= WORK TO BE COMPLETED =
Copy the data word for word, keeping every line.

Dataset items
:::

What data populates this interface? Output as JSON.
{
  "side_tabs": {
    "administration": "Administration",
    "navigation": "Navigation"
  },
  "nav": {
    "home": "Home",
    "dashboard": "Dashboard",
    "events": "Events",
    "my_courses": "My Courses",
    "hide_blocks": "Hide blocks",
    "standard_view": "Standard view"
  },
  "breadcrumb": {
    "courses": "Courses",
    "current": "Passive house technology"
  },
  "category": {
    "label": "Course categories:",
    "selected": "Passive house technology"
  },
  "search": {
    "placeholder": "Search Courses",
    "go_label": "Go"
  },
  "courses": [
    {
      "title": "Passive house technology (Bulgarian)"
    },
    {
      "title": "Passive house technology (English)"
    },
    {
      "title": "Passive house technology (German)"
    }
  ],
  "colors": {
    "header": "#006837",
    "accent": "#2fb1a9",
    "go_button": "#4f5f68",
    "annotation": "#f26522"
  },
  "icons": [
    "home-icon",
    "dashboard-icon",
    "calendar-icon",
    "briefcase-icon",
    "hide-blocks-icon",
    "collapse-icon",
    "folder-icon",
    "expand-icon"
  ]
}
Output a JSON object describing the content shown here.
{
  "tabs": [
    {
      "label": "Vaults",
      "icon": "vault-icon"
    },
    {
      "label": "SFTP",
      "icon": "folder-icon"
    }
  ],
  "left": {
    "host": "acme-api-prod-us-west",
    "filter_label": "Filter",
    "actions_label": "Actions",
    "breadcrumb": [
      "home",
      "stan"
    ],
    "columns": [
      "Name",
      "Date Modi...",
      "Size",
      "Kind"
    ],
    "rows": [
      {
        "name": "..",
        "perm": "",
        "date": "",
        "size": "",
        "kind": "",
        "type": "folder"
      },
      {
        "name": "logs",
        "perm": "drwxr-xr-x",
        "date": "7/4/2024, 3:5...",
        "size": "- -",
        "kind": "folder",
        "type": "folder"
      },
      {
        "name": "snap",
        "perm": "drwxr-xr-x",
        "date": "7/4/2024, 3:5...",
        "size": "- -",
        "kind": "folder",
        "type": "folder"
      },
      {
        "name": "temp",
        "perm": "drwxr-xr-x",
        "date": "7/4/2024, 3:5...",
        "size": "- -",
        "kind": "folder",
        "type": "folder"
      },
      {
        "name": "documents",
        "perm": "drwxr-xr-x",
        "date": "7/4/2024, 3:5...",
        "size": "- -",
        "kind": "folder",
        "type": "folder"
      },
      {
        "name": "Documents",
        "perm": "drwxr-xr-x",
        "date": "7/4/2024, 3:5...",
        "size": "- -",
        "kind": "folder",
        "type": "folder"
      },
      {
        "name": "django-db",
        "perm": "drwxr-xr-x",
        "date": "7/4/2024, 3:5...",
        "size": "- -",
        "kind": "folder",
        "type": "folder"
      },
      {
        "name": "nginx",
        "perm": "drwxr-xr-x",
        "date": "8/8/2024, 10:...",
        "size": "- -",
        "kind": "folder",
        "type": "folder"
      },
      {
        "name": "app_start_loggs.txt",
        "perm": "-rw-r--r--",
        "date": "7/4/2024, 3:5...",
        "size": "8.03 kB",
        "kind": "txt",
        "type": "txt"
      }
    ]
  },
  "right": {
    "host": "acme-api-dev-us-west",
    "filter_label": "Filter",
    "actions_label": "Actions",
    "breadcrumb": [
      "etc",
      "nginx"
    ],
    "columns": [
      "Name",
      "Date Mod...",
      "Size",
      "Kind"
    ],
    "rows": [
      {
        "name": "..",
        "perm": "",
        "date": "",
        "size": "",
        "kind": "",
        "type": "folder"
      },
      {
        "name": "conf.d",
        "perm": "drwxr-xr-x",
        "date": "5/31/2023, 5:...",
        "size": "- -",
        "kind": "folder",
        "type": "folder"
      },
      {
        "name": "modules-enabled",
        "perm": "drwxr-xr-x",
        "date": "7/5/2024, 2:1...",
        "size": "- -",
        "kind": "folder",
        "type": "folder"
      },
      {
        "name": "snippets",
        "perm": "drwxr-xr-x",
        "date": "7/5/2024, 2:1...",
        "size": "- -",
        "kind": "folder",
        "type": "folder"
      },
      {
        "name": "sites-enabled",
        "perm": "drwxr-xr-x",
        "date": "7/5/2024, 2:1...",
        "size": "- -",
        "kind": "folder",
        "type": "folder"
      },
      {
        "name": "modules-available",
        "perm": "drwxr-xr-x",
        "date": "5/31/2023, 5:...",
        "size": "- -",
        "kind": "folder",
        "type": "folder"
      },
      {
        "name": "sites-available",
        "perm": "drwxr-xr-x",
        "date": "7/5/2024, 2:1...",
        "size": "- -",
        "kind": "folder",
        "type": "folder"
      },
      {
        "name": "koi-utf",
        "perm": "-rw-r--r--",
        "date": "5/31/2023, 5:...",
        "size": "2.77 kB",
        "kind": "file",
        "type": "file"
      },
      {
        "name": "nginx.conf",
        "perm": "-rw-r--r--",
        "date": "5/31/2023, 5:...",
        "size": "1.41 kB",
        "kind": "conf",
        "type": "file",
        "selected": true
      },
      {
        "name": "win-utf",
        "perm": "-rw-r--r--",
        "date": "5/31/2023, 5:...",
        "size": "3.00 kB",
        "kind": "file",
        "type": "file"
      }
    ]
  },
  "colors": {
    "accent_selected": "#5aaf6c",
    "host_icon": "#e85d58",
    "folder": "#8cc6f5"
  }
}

:::

= EXERCISE OUTPUT =
What data populates this interface? Output as JSON.
{
  "side_tabs": {
    "administration": "Administration",
    "navigation": "Navigation"
  },
  "nav": {
    "home": "Home",
    "dashboard": "Dashboard",
    "events": "Events",
    "my_courses": "My Courses",
    "hide_blocks": "Hide blocks",
    "standard_view": "Standard view"
  },
  "breadcrumb": {
    "courses": "Courses",
    "current": "Passive house technology"
  },
  "category": {
    "label": "Course categories:",
    "selected": "Passive house technology"
  },
  "search": {
    "placeholder": "Search Courses",
    "go_label": "Go"
  },
  "courses": [
    {
      "title": "Passive house technology (Bulgarian)"
    },
    {
      "title": "Passive house technology (English)"
    },
    {
      "title": "Passive house technology (German)"
    }
  ],
  "colors": {
    "header": "#006837",
    "accent": "#2fb1a9",
    "go_button": "#4f5f68",
    "annotation": "#f26522"
  },
  "icons": [
    "home-icon",
    "dashboard-icon",
    "calendar-icon",
    "briefcase-icon",
    "hide-blocks-icon",
    "collapse-icon",
    "folder-icon",
    "expand-icon"
  ]
}
Output a JSON object describing the content shown here.
{
  "tabs": [
    {
      "label": "Vaults",
      "icon": "vault-icon"
    },
    {
      "label": "SFTP",
      "icon": "folder-icon"
    }
  ],
  "left": {
    "host": "acme-api-prod-us-west",
    "filter_label": "Filter",
    "actions_label": "Actions",
    "breadcrumb": [
      "home",
      "stan"
    ],
    "columns": [
      "Name",
      "Date Modi...",
      "Size",
      "Kind"
    ],
    "rows": [
      {
        "name": "..",
        "perm": "",
        "date": "",
        "size": "",
        "kind": "",
        "type": "folder"
      },
      {
        "name": "logs",
        "perm": "drwxr-xr-x",
        "date": "7/4/2024, 3:5...",
        "size": "- -",
        "kind": "folder",
        "type": "folder"
      },
      {
        "name": "snap",
        "perm": "drwxr-xr-x",
        "date": "7/4/2024, 3:5...",
        "size": "- -",
        "kind": "folder",
        "type": "folder"
      },
      {
        "name": "temp",
        "perm": "drwxr-xr-x",
        "date": "7/4/2024, 3:5...",
        "size": "- -",
        "kind": "folder",
        "type": "folder"
      },
      {
        "name": "documents",
        "perm": "drwxr-xr-x",
        "date": "7/4/2024, 3:5...",
        "size": "- -",
        "kind": "folder",
        "type": "folder"
      },
      {
        "name": "Documents",
        "perm": "drwxr-xr-x",
        "date": "7/4/2024, 3:5...",
        "size": "- -",
        "kind": "folder",
        "type": "folder"
      },
      {
        "name": "django-db",
        "perm": "drwxr-xr-x",
        "date": "7/4/2024, 3:5...",
        "size": "- -",
        "kind": "folder",
        "type": "folder"
      },
      {
        "name": "nginx",
        "perm": "drwxr-xr-x",
        "date": "8/8/2024, 10:...",
        "size": "- -",
        "kind": "folder",
        "type": "folder"
      },
      {
        "name": "app_start_loggs.txt",
        "perm": "-rw-r--r--",
        "date": "7/4/2024, 3:5...",
        "size": "8.03 kB",
        "kind": "txt",
        "type": "txt"
      }
    ]
  },
  "right": {
    "host": "acme-api-dev-us-west",
    "filter_label": "Filter",
    "actions_label": "Actions",
    "breadcrumb": [
      "etc",
      "nginx"
    ],
    "columns": [
      "Name",
      "Date Mod...",
      "Size",
      "Kind"
    ],
    "rows": [
      {
        "name": "..",
        "perm": "",
        "date": "",
        "size": "",
        "kind": "",
        "type": "folder"
      },
      {
        "name": "conf.d",
        "perm": "drwxr-xr-x",
        "date": "5/31/2023, 5:...",
        "size": "- -",
        "kind": "folder",
        "type": "folder"
      },
      {
        "name": "modules-enabled",
        "perm": "drwxr-xr-x",
        "date": "7/5/2024, 2:1...",
        "size": "- -",
        "kind": "folder",
        "type": "folder"
      },
      {
        "name": "snippets",
        "perm": "drwxr-xr-x",
        "date": "7/5/2024, 2:1...",
        "size": "- -",
        "kind": "folder",
        "type": "folder"
      },
      {
        "name": "sites-enabled",
        "perm": "drwxr-xr-x",
        "date": "7/5/2024, 2:1...",
        "size": "- -",
        "kind": "folder",
        "type": "folder"
      },
      {
        "name": "modules-available",
        "perm": "drwxr-xr-x",
        "date": "5/31/2023, 5:...",
        "size": "- -",
        "kind": "folder",
        "type": "folder"
      },
      {
        "name": "sites-available",
        "perm": "drwxr-xr-x",
        "date": "7/5/2024, 2:1...",
        "size": "- -",
        "kind": "folder",
        "type": "folder"
      },
      {
        "name": "koi-utf",
        "perm": "-rw-r--r--",
        "date": "5/31/2023, 5:...",
        "size": "2.77 kB",
        "kind": "file",
        "type": "file"
      },
      {
        "name": "nginx.conf",
        "perm": "-rw-r--r--",
        "date": "5/31/2023, 5:...",
        "size": "1.41 kB",
        "kind": "conf",
        "type": "file",
        "selected": true
      },
      {
        "name": "win-utf",
        "perm": "-rw-r--r--",
        "date": "5/31/2023, 5:...",
        "size": "3.00 kB",
        "kind": "file",
        "type": "file"
      }
    ]
  },
  "colors": {
    "accent_selected": "#5aaf6c",
    "host_icon": "#e85d58",
    "folder": "#8cc6f5"
  }
}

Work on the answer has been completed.